Data items:
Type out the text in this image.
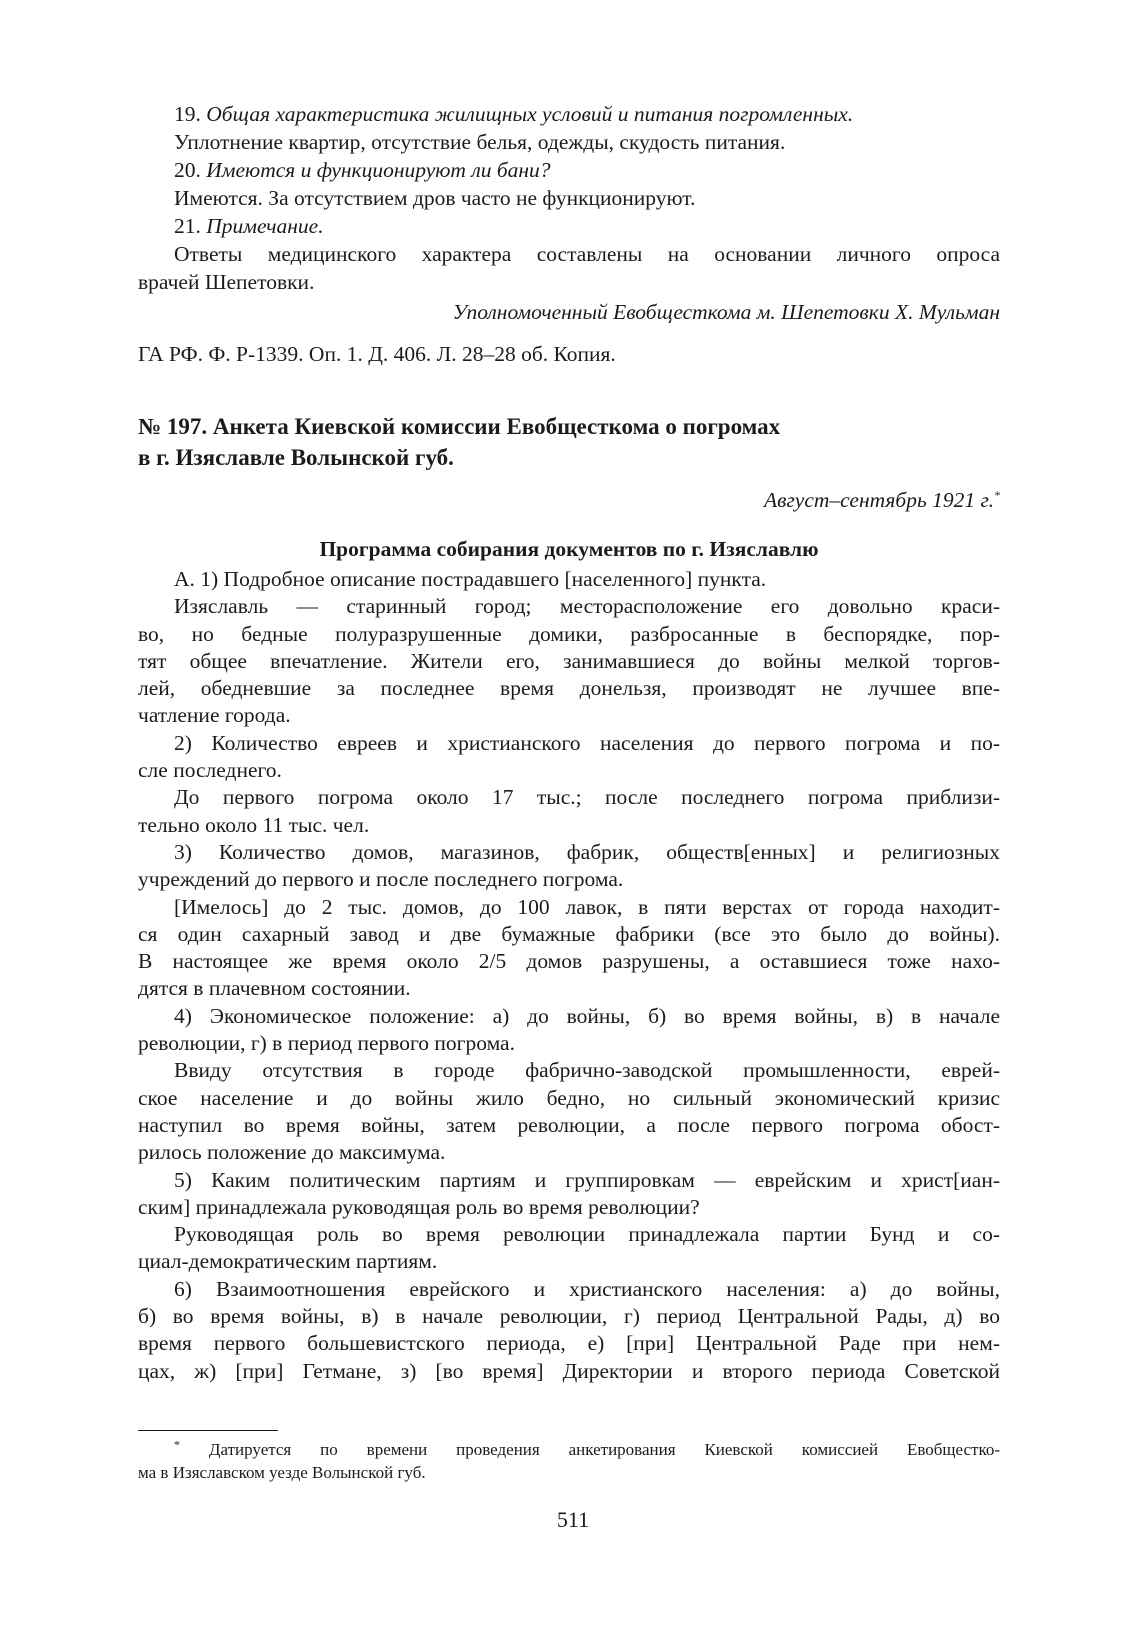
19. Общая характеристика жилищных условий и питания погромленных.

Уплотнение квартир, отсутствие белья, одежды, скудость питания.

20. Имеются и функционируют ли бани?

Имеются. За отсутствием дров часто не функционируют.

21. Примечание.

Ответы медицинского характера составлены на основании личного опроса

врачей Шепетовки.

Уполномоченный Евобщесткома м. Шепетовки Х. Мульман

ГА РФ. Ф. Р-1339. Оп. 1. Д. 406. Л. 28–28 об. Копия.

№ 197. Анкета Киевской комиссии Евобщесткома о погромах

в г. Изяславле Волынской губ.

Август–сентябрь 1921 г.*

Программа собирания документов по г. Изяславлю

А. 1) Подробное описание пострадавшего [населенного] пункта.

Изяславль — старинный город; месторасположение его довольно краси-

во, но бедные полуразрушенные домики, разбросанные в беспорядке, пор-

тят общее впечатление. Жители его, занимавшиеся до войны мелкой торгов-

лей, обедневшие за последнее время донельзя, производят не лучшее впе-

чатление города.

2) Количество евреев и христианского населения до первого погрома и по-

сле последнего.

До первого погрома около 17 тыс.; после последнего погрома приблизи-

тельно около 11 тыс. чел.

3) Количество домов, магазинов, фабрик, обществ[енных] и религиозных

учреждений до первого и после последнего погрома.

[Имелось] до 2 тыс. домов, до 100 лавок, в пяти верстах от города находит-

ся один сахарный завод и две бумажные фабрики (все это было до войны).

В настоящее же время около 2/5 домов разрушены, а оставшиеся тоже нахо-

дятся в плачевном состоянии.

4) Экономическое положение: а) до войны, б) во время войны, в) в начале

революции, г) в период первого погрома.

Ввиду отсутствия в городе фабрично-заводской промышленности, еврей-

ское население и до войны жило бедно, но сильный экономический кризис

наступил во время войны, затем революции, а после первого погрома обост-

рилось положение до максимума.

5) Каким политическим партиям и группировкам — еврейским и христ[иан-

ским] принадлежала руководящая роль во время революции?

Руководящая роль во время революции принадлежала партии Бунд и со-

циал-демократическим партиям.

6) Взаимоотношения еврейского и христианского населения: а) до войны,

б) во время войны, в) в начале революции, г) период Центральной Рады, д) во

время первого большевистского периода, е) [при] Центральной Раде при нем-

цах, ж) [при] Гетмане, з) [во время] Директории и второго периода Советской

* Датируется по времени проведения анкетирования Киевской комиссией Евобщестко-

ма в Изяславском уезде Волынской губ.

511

## TASK INSTRUCTIONS
Show each line of the listing that holds the string "питания".

## FINISHED EXERCISE
19. Общая характеристика жилищных условий и питания погромленных.
Уплотнение квартир, отсутствие белья, одежды, скудость питания.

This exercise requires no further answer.